EXCERPTED DATA:

Start

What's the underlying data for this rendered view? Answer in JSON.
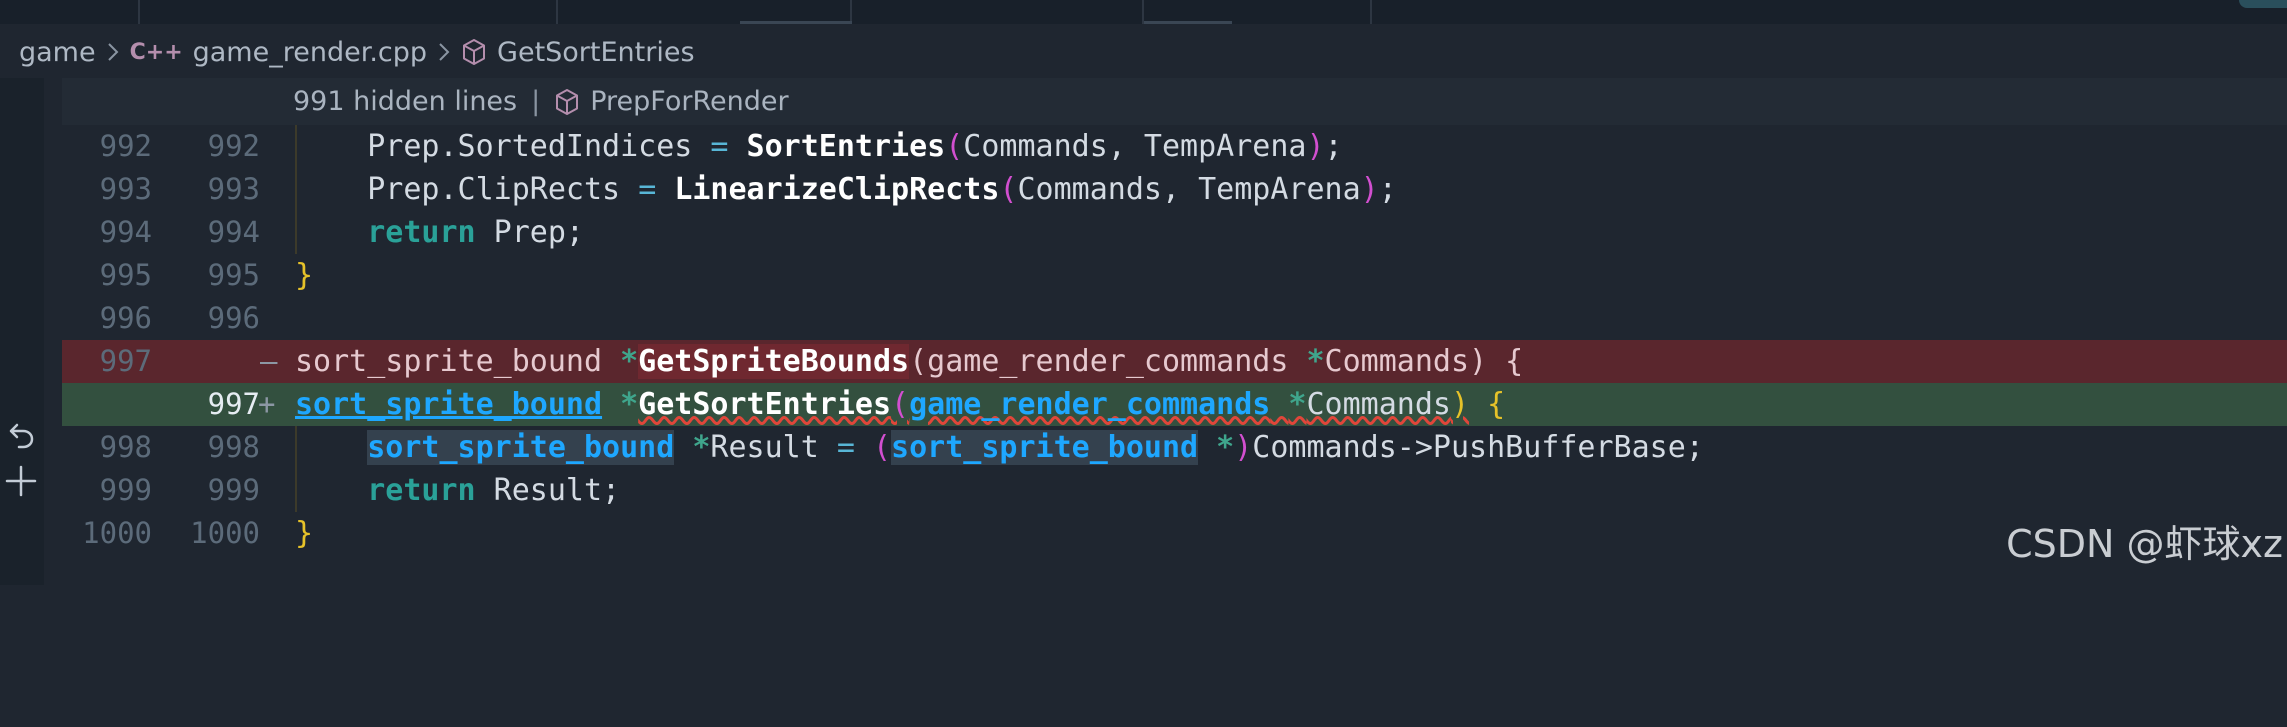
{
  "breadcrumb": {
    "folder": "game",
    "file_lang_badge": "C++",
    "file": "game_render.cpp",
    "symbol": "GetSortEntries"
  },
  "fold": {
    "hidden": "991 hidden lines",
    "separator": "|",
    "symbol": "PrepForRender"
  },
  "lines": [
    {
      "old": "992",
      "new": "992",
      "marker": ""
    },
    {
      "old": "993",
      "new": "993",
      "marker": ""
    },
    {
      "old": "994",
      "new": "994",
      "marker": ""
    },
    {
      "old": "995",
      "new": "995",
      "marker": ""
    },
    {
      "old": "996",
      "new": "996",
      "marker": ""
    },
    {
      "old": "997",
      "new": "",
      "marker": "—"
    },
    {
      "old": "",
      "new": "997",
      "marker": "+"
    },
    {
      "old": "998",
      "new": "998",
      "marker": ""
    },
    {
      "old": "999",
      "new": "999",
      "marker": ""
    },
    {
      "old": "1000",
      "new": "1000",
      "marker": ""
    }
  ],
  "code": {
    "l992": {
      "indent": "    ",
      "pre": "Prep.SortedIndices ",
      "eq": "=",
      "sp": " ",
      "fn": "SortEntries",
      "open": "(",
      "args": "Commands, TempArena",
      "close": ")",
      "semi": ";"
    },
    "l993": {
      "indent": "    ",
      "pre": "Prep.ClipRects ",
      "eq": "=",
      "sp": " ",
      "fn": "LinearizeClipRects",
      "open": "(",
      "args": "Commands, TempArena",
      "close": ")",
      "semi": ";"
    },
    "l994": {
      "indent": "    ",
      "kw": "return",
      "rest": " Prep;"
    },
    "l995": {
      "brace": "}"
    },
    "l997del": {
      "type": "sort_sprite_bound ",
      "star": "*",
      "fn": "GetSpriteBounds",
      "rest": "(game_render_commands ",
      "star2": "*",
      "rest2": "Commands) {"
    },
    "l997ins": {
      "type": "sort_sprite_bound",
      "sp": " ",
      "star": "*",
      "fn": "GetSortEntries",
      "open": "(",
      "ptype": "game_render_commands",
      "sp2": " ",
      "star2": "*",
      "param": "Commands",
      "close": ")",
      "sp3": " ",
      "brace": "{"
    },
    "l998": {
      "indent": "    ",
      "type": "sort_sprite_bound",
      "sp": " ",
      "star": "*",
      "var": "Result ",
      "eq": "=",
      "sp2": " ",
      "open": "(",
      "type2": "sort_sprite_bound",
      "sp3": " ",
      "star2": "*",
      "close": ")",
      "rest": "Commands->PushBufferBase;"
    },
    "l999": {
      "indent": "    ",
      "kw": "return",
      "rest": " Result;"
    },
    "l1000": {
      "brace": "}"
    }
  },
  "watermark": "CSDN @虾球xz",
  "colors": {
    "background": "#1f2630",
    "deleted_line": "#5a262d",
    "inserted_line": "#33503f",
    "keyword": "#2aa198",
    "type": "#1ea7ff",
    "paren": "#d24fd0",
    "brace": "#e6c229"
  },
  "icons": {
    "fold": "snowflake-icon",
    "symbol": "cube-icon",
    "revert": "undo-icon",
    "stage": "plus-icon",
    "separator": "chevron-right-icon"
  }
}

End
Start

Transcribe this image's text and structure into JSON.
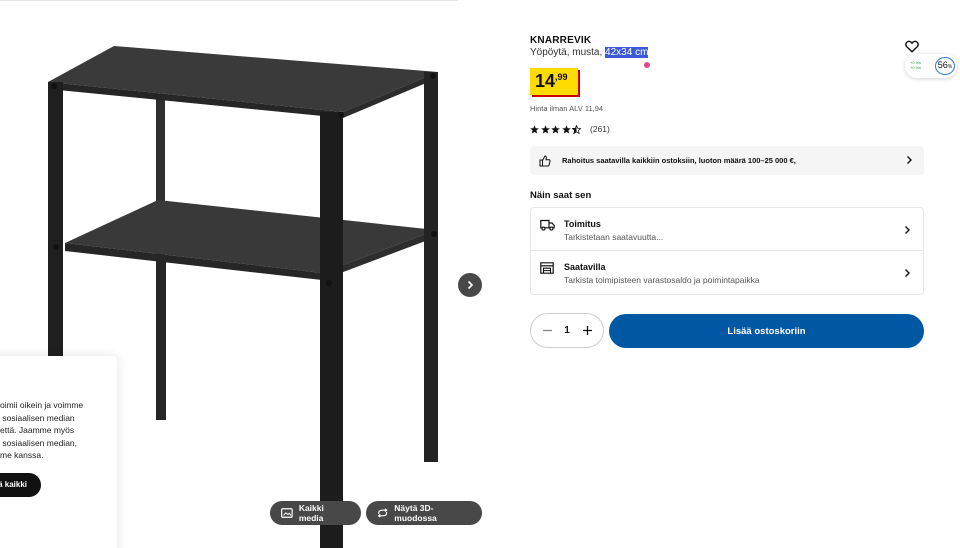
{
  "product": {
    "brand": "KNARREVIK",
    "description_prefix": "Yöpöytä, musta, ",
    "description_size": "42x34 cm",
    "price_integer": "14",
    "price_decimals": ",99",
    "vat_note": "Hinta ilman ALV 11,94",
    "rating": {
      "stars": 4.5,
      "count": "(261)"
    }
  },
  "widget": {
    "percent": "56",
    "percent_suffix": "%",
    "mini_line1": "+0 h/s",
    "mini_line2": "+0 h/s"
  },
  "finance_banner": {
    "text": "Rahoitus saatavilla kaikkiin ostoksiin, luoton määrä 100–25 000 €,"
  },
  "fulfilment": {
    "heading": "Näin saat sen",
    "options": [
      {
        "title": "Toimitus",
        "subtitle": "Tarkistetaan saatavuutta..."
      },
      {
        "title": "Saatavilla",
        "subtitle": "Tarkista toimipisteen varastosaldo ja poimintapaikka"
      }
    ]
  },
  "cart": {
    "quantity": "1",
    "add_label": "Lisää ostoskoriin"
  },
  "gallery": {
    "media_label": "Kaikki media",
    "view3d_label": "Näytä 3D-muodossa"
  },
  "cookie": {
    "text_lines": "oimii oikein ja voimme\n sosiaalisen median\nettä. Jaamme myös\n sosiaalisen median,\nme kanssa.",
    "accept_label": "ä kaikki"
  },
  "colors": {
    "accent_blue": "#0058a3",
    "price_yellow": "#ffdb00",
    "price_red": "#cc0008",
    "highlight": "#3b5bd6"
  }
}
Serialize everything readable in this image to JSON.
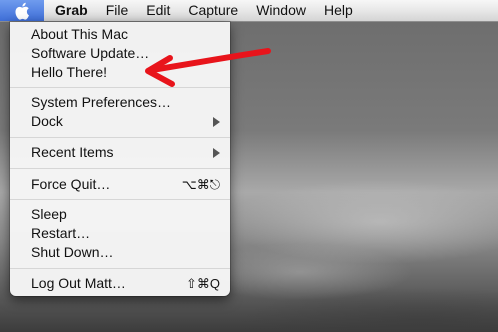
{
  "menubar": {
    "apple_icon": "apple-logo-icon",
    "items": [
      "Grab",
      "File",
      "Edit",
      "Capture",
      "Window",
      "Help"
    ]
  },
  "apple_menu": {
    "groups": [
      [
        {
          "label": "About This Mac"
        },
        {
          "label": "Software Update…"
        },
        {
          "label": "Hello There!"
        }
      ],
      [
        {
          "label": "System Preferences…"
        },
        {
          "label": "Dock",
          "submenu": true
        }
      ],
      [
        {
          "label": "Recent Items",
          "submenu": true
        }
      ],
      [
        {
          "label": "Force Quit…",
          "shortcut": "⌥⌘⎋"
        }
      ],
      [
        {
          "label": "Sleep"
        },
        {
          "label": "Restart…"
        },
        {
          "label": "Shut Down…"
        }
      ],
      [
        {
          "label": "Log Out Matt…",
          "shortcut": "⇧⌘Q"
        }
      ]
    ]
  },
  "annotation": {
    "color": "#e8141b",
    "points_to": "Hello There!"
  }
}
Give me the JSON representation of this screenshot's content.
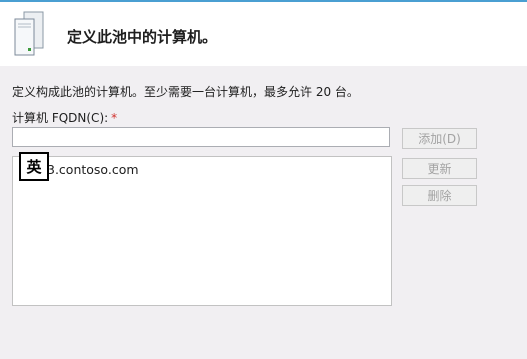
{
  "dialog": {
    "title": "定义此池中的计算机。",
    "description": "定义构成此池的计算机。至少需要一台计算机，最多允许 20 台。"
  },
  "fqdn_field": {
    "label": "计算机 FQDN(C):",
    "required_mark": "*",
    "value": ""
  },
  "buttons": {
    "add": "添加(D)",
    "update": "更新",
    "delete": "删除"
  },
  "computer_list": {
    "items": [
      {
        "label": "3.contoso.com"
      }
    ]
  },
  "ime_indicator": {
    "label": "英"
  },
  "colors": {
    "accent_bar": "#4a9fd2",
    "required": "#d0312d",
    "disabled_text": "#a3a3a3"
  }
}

End
Start

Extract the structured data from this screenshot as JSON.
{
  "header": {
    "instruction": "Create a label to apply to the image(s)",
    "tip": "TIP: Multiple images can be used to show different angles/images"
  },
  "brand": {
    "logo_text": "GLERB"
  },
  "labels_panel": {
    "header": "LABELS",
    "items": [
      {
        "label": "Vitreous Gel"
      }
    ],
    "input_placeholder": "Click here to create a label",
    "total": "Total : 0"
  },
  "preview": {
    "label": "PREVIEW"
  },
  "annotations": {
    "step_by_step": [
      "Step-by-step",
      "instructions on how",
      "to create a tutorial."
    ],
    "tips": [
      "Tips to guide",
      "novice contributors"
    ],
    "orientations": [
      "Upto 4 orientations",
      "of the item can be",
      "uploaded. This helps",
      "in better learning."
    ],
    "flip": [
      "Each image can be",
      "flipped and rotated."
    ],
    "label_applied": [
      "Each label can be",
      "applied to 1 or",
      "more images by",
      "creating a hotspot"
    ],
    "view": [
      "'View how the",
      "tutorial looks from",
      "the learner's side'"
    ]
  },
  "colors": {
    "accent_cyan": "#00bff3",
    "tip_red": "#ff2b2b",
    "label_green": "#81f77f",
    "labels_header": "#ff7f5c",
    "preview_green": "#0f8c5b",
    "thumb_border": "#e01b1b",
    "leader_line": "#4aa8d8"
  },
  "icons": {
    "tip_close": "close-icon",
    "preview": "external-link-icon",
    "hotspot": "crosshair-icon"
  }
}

End

EXERCISE DETAILS: Report how many lines in the records above contain the word "JSON", giving only the number.

EXERCISE RESULT: 5